(Collection entries)

• • •

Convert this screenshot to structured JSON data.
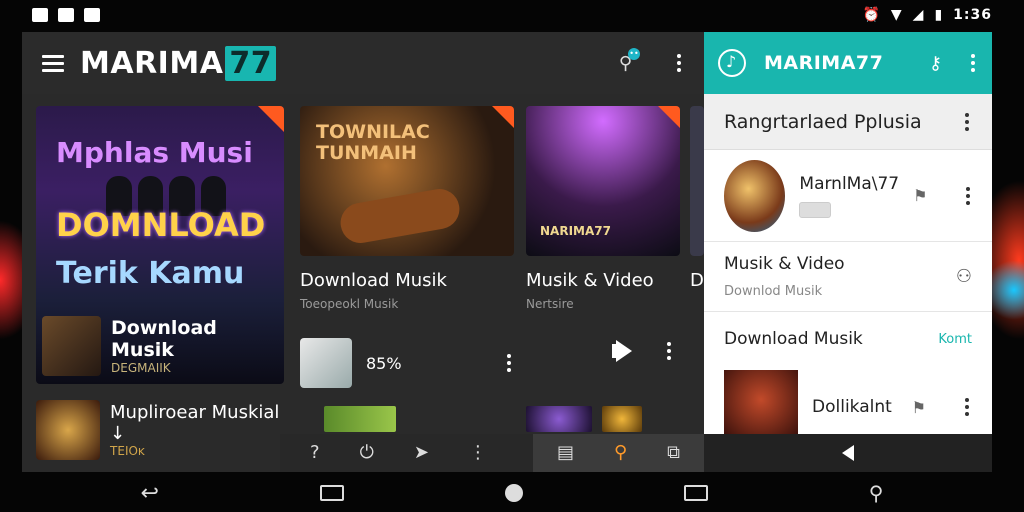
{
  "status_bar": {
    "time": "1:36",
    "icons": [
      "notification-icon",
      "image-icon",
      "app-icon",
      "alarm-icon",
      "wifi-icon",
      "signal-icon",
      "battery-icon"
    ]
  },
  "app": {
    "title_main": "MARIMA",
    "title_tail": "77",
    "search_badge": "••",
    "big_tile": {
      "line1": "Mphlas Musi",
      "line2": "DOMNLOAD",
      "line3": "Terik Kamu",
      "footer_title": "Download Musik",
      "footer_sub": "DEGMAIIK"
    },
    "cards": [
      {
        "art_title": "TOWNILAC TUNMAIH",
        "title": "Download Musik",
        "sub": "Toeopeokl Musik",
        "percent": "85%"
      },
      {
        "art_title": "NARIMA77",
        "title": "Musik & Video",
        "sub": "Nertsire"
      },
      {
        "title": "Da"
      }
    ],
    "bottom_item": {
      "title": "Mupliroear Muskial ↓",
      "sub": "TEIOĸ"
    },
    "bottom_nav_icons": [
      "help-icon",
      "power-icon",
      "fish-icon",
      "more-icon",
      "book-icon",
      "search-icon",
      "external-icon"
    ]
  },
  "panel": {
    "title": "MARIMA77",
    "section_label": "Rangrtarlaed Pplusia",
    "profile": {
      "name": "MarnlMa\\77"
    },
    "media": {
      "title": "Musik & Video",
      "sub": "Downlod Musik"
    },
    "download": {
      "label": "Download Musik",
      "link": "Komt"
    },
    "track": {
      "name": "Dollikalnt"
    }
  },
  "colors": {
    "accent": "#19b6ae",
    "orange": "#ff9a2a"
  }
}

• • •

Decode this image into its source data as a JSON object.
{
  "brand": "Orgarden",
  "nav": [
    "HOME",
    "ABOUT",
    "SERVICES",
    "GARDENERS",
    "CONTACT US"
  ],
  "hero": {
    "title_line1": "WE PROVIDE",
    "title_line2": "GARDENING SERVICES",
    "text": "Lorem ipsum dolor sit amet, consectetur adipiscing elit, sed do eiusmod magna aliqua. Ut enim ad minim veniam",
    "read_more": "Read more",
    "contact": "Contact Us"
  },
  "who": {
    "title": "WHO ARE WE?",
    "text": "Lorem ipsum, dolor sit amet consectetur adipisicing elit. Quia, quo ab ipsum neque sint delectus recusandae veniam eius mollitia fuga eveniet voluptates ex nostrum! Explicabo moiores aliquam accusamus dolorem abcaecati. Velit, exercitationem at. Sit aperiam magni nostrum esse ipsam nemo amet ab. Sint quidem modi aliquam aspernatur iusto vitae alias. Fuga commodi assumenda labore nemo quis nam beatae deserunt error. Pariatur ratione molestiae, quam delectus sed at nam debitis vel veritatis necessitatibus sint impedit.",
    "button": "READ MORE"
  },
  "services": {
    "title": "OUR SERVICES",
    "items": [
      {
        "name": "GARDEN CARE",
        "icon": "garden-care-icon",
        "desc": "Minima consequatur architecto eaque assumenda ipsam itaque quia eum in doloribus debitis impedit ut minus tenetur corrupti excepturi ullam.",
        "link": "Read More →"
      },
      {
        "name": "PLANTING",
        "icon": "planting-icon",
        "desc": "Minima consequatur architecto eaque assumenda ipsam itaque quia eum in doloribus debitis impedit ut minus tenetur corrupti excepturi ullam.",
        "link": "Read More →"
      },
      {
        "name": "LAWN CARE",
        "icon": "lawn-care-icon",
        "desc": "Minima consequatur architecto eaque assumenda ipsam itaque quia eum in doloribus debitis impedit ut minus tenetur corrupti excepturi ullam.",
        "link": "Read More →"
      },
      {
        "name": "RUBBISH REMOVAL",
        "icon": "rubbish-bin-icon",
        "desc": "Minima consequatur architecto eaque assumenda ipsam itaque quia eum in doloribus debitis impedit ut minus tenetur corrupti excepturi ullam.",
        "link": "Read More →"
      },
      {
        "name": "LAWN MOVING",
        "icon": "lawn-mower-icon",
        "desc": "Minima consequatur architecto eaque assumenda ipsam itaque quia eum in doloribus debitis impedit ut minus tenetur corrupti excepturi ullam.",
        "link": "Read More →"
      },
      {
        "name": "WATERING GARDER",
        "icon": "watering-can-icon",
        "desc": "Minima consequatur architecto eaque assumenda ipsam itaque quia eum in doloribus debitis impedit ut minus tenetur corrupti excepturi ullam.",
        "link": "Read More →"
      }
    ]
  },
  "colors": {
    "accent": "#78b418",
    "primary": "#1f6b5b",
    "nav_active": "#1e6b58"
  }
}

• • •

• [TASK TO CARRY OUT]: Identify all lines in the records above with the word "data".

• [CORRECT ANSWER]:
Convert this screenshot to structured JSON data.
Decode this image into its source data as a JSON object.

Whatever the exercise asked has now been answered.